### Problem details
Every entry that follows needs to be repeated exactly.
--- begin Listing ---
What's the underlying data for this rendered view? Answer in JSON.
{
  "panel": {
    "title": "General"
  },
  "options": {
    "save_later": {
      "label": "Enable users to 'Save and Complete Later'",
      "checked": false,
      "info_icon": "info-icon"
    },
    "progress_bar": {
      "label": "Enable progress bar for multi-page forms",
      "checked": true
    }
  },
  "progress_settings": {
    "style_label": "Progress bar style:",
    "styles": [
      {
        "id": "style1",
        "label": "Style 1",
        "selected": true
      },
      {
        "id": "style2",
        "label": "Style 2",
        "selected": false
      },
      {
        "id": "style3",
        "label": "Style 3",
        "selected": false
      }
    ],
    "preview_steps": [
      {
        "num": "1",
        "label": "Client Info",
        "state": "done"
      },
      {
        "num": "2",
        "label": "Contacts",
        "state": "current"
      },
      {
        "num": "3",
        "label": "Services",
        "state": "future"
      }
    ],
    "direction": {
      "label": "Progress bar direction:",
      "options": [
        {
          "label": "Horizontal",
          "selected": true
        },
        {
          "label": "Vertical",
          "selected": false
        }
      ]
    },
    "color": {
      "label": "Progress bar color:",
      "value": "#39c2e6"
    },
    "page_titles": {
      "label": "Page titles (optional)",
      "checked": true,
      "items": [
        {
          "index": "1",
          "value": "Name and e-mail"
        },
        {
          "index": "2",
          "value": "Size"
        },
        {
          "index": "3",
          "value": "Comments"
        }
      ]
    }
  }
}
--- end Listing ---
### Result of the exercise
What's the underlying data for this rendered view? Answer in JSON.
{
  "panel": {
    "title": "General"
  },
  "options": {
    "save_later": {
      "label": "Enable users to 'Save and Complete Later'",
      "checked": false,
      "info_icon": "info-icon"
    },
    "progress_bar": {
      "label": "Enable progress bar for multi-page forms",
      "checked": true
    }
  },
  "progress_settings": {
    "style_label": "Progress bar style:",
    "styles": [
      {
        "id": "style1",
        "label": "Style 1",
        "selected": true
      },
      {
        "id": "style2",
        "label": "Style 2",
        "selected": false
      },
      {
        "id": "style3",
        "label": "Style 3",
        "selected": false
      }
    ],
    "preview_steps": [
      {
        "num": "1",
        "label": "Client Info",
        "state": "done"
      },
      {
        "num": "2",
        "label": "Contacts",
        "state": "current"
      },
      {
        "num": "3",
        "label": "Services",
        "state": "future"
      }
    ],
    "direction": {
      "label": "Progress bar direction:",
      "options": [
        {
          "label": "Horizontal",
          "selected": true
        },
        {
          "label": "Vertical",
          "selected": false
        }
      ]
    },
    "color": {
      "label": "Progress bar color:",
      "value": "#39c2e6"
    },
    "page_titles": {
      "label": "Page titles (optional)",
      "checked": true,
      "items": [
        {
          "index": "1",
          "value": "Name and e-mail"
        },
        {
          "index": "2",
          "value": "Size"
        },
        {
          "index": "3",
          "value": "Comments"
        }
      ]
    }
  }
}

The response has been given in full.